[Extracted data entries]
--- start ---

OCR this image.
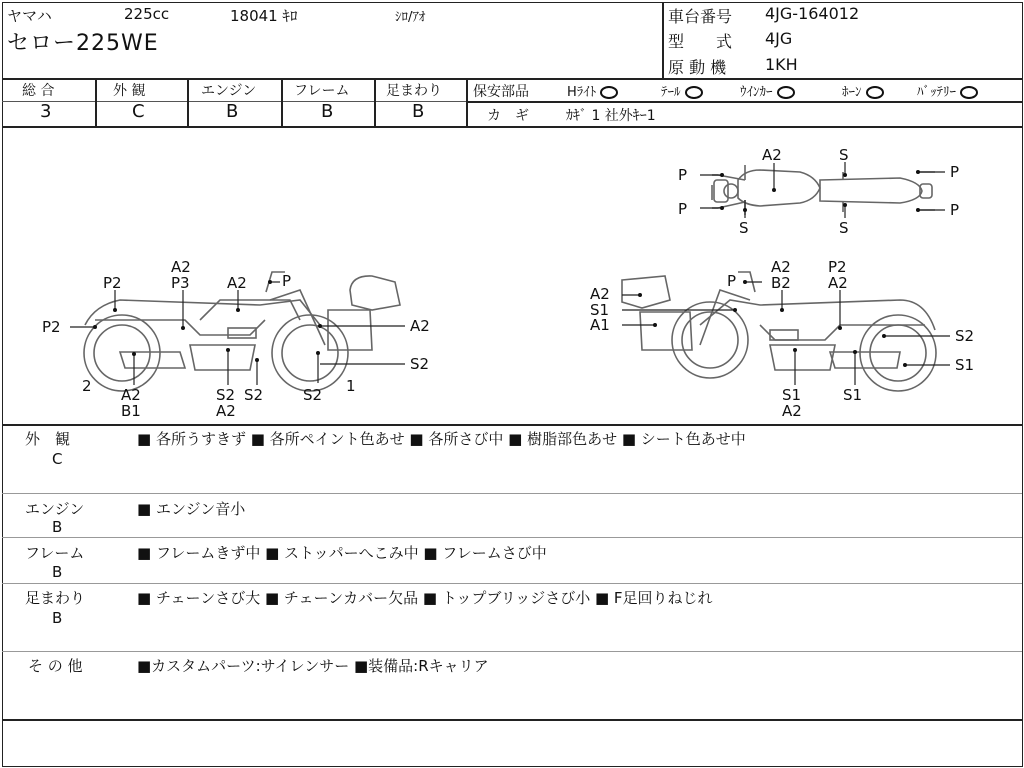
ヤマハ	225cc	18041 ｷﾛ	ｼﾛ/ｱｵ
セロー225WE
車台番号 4JG-164012
型　　式 4JG
原 動 機 1KH
総 合
3
外 観
C
エンジン
B
フレーム
B
足まわり
B
保安部品	Hﾗｲﾄ	ﾃｰﾙ	ｳｲﾝｶｰ	ﾎｰﾝ	ﾊﾞｯﾃﾘｰ
カ　ギ	ｶｷﾞ 1 社外ｷｰ1
P
P
A2	S
P
P
S	S
A2
P3
P2	A2 P
P2	A2
A2
B1
S2
A2
S2	S2
S2
2	1
P
A2
B2
P2
A2
A2
S1
A1
S2
S1
S1
A2
S1
外　観
C
■ 各所うすきず ■ 各所ペイント色あせ ■ 各所さび中 ■ 樹脂部色あせ ■ シート色あせ中
エンジン
B
■ エンジン音小
フレーム
B
■ フレームきず中 ■ ストッパーへこみ中 ■ フレームさび中
足まわり
B
■ チェーンさび大 ■ チェーンカバー欠品 ■ トップブリッジさび小 ■ F足回りねじれ
そ の 他	■カスタムパーツ:サイレンサー ■装備品:Rキャリア
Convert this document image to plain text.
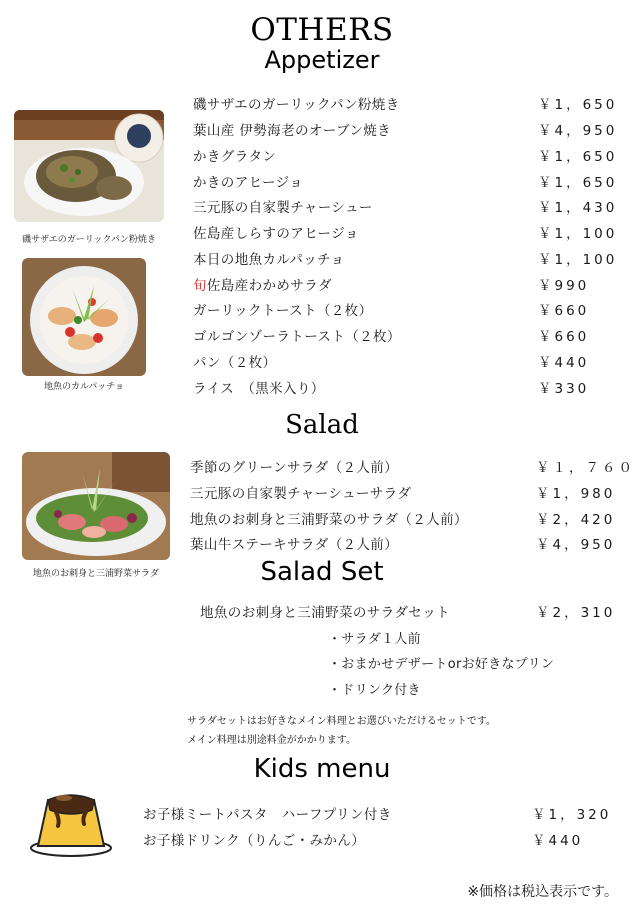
OTHERS
Appetizer
磯サザエのガーリックパン粉焼き
地魚のカルパッチョ
磯サザエのガーリックパン粉焼き	￥1，650
葉山産 伊勢海老のオーブン焼き	￥4，950
かきグラタン	￥1，650
かきのアヒージョ	￥1，650
三元豚の自家製チャーシュー	￥1，430
佐島産しらすのアヒージョ	￥1，100
本日の地魚カルパッチョ	￥1，100
旬佐島産わかめサラダ	￥990
ガーリックトースト（２枚）	￥660
ゴルゴンゾーラトースト（２枚）	￥660
パン（２枚）	￥440
ライス　（黒米入り）	￥330
Salad
地魚のお刺身と三浦野菜サラダ
季節のグリーンサラダ（２人前）	￥１，７６０
三元豚の自家製チャーシューサラダ	￥1，980
地魚のお刺身と三浦野菜のサラダ（２人前）	￥2，420
葉山牛ステーキサラダ（２人前）	￥4，950
Salad Set
地魚のお刺身と三浦野菜のサラダセット	￥2，310
・サラダ１人前
・おまかせデザートorお好きなプリン
・ドリンク付き
サラダセットはお好きなメイン料理とお選びいただけるセットです。
メイン料理は別途料金がかかります。
Kids menu
お子様ミートパスタ　ハーフプリン付き	￥1，320
お子様ドリンク（りんご・みかん）	￥440
※価格は税込表示です。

--- end ---

# Problem:
Find how many lines of the listing include the string "磯サザエのガーリックパン粉焼き" and give that number, nothing else.

# Solution:
2